--- START Given data ---

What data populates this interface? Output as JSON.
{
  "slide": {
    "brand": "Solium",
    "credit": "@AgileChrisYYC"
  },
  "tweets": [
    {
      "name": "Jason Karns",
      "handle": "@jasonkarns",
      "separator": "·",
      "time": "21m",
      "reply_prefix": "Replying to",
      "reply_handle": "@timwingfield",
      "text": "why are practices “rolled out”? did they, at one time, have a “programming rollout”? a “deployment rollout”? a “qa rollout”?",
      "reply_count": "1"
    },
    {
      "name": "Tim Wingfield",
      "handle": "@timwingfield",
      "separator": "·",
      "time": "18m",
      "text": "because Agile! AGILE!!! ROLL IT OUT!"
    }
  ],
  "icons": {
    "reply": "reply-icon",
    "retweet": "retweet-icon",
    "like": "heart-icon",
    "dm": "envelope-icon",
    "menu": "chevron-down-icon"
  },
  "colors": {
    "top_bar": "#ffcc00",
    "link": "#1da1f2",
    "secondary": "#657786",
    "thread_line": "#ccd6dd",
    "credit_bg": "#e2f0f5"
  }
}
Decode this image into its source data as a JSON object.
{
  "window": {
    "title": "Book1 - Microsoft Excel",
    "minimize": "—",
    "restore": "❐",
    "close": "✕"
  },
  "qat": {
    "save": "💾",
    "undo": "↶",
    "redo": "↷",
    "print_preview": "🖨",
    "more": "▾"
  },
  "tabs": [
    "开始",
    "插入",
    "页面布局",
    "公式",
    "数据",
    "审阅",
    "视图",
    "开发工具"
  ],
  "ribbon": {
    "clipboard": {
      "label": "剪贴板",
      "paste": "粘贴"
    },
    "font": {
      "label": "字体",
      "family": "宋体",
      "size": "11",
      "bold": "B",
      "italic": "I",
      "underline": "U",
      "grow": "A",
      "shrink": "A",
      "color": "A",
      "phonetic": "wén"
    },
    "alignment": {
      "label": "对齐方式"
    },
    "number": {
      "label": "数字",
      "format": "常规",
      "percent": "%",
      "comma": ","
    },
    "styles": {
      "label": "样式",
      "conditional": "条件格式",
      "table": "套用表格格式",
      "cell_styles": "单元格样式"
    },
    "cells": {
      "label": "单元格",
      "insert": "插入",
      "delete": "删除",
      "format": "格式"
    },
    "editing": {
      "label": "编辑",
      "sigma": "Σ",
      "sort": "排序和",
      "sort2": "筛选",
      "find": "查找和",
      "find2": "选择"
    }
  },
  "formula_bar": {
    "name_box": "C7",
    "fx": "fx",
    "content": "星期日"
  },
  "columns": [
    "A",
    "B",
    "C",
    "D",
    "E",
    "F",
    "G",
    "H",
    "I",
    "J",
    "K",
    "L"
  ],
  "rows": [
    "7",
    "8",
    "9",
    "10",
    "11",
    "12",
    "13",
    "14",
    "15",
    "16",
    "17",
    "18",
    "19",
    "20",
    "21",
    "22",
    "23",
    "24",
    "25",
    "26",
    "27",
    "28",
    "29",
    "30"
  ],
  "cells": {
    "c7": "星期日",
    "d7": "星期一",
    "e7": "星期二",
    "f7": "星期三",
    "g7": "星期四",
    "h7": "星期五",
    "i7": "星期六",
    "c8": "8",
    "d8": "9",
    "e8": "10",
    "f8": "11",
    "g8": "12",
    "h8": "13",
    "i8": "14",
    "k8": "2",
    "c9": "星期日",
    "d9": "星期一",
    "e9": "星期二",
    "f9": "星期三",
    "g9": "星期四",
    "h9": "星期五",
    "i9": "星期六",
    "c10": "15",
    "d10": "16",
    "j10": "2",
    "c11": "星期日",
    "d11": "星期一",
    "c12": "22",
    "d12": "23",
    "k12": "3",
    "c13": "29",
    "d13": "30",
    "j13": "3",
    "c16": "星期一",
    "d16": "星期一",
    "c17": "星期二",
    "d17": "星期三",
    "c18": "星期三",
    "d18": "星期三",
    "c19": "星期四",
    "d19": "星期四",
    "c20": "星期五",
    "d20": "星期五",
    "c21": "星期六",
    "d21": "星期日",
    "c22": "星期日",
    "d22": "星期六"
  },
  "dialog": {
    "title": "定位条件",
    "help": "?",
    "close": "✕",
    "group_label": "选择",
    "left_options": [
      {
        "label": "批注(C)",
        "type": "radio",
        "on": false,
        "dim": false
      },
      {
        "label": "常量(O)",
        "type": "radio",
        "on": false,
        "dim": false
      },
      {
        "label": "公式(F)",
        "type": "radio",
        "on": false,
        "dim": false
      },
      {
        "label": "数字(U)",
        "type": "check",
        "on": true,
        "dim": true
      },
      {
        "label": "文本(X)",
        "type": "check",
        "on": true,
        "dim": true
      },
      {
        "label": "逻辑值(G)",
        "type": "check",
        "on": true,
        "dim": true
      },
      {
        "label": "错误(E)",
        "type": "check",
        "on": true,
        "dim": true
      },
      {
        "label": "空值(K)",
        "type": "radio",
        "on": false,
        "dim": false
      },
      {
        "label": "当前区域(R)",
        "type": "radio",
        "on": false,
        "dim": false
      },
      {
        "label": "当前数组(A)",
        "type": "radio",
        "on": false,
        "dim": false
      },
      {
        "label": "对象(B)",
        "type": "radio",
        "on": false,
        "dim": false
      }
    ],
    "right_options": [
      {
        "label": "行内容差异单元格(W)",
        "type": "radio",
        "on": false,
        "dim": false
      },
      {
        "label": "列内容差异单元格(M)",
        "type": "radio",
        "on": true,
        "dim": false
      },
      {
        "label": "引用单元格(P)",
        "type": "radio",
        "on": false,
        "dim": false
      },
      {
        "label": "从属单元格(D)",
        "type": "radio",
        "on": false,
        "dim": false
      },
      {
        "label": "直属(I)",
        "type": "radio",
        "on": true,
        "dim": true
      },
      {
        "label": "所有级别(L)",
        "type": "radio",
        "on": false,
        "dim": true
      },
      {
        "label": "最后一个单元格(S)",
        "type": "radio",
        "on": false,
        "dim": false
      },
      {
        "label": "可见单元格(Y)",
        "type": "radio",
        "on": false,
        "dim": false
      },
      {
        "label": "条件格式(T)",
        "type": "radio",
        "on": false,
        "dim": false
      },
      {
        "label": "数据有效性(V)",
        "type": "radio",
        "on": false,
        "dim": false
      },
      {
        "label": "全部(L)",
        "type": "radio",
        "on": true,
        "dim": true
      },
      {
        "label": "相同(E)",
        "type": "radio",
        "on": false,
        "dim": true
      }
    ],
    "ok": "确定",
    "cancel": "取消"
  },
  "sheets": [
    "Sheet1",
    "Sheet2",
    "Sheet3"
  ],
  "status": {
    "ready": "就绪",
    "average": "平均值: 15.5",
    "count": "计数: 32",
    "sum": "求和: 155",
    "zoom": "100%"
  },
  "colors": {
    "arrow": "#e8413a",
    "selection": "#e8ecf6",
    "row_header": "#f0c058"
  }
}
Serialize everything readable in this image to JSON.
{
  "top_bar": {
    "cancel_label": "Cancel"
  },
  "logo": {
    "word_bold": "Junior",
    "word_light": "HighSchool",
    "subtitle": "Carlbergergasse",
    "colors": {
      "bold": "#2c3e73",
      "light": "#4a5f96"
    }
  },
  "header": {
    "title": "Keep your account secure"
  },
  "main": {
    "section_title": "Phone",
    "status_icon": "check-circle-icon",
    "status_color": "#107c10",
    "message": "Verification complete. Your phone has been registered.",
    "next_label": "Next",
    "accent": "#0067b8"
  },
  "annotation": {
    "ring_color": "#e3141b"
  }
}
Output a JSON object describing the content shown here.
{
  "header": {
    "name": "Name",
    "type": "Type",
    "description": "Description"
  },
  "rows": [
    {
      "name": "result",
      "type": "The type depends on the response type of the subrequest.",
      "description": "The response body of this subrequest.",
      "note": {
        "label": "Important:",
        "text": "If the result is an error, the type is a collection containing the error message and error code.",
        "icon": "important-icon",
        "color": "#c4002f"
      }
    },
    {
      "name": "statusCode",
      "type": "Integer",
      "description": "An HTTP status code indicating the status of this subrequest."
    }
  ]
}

--- END Given data ---

(What you need to do): Give again the lines from the line holding "Serialize everything readable" through the close of the listing, both included, exactly as written and with nothing else.

(Task response):
Serialize everything readable in this image to JSON.
{
  "top_bar": {
    "cancel_label": "Cancel"
  },
  "logo": {
    "word_bold": "Junior",
    "word_light": "HighSchool",
    "subtitle": "Carlbergergasse",
    "colors": {
      "bold": "#2c3e73",
      "light": "#4a5f96"
    }
  },
  "header": {
    "title": "Keep your account secure"
  },
  "main": {
    "section_title": "Phone",
    "status_icon": "check-circle-icon",
    "status_color": "#107c10",
    "message": "Verification complete. Your phone has been registered.",
    "next_label": "Next",
    "accent": "#0067b8"
  },
  "annotation": {
    "ring_color": "#e3141b"
  }
}
Output a JSON object describing the content shown here.
{
  "header": {
    "name": "Name",
    "type": "Type",
    "description": "Description"
  },
  "rows": [
    {
      "name": "result",
      "type": "The type depends on the response type of the subrequest.",
      "description": "The response body of this subrequest.",
      "note": {
        "label": "Important:",
        "text": "If the result is an error, the type is a collection containing the error message and error code.",
        "icon": "important-icon",
        "color": "#c4002f"
      }
    },
    {
      "name": "statusCode",
      "type": "Integer",
      "description": "An HTTP status code indicating the status of this subrequest."
    }
  ]
}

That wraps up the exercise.